[Rows start]

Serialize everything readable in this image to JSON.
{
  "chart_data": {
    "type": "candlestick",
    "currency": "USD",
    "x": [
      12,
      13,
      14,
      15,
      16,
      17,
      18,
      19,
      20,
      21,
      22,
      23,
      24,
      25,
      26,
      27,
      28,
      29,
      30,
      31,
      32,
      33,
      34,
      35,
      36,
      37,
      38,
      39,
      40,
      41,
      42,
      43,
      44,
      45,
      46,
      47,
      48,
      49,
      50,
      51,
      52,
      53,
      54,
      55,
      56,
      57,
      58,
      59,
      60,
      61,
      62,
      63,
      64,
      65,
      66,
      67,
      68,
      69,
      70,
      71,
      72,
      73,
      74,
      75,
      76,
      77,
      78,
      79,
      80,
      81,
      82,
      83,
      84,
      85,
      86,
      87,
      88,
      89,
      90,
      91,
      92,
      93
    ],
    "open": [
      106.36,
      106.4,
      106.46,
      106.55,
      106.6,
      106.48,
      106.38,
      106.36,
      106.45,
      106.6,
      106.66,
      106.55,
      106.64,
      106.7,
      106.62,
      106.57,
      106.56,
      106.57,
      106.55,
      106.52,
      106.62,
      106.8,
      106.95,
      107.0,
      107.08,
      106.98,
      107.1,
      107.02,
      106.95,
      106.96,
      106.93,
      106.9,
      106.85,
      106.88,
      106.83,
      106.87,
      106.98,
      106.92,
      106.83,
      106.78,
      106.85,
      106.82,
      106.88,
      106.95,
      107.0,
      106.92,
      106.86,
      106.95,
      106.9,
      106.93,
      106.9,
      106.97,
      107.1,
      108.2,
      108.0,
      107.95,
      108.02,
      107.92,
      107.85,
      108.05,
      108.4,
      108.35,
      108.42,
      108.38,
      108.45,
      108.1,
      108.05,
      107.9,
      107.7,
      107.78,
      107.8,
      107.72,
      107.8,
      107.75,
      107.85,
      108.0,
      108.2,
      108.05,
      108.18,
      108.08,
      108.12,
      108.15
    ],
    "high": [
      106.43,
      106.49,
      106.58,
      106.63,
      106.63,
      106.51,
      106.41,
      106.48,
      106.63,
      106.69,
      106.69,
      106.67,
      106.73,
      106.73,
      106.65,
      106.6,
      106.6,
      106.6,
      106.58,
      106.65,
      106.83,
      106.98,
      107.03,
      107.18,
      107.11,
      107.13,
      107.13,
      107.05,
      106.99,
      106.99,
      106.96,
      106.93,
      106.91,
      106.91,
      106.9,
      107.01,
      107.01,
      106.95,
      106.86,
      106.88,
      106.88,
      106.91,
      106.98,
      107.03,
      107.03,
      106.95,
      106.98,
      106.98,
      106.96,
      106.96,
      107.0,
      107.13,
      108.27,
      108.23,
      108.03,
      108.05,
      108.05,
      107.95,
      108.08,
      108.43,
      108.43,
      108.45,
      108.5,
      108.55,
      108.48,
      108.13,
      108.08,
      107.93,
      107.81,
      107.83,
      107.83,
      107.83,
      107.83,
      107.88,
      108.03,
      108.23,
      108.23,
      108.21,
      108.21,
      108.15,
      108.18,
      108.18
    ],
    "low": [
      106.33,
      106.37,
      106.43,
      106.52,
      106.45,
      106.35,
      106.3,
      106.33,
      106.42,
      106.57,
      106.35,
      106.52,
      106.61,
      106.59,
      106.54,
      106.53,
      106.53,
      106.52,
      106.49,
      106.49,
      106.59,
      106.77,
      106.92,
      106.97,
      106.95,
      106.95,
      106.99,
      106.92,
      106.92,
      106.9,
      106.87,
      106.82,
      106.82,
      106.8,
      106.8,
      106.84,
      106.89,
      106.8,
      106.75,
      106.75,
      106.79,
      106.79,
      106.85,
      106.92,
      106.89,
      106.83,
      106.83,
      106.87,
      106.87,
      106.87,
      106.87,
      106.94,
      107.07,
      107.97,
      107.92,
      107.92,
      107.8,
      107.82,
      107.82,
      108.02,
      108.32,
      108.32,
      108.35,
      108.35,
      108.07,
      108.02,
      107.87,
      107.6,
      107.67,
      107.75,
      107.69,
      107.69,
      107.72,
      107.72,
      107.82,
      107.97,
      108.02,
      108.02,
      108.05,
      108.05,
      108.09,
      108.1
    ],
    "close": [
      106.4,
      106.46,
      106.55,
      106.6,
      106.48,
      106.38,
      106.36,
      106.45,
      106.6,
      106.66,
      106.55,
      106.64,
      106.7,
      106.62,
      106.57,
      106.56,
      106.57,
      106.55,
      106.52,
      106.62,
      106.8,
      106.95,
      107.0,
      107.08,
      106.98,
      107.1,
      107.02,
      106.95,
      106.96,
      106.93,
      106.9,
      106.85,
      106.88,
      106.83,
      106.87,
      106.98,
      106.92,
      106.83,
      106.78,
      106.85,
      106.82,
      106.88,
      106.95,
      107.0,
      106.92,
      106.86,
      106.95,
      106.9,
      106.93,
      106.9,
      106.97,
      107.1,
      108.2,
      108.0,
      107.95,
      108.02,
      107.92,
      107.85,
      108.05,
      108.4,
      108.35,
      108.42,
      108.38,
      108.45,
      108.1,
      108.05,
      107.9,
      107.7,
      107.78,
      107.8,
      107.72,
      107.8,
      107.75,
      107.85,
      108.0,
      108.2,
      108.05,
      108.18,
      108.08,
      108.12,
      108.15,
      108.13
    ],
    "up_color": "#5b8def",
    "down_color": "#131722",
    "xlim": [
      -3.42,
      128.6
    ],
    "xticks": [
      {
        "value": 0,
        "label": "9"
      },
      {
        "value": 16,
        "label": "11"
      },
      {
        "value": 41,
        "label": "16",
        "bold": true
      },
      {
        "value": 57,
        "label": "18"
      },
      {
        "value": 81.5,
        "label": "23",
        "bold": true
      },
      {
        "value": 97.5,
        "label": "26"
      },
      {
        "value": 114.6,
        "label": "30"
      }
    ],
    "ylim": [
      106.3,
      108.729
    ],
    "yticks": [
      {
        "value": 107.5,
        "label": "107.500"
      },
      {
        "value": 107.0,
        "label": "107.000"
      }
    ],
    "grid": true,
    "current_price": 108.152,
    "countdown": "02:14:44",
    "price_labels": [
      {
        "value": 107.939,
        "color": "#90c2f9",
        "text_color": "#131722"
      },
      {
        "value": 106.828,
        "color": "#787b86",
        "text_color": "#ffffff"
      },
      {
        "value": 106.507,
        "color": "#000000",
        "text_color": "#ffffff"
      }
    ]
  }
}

[Rows end]

* [What is asked] Only the number is wanted: how many lines of these entries contain the string "value"?

* [Solution to this problem] 12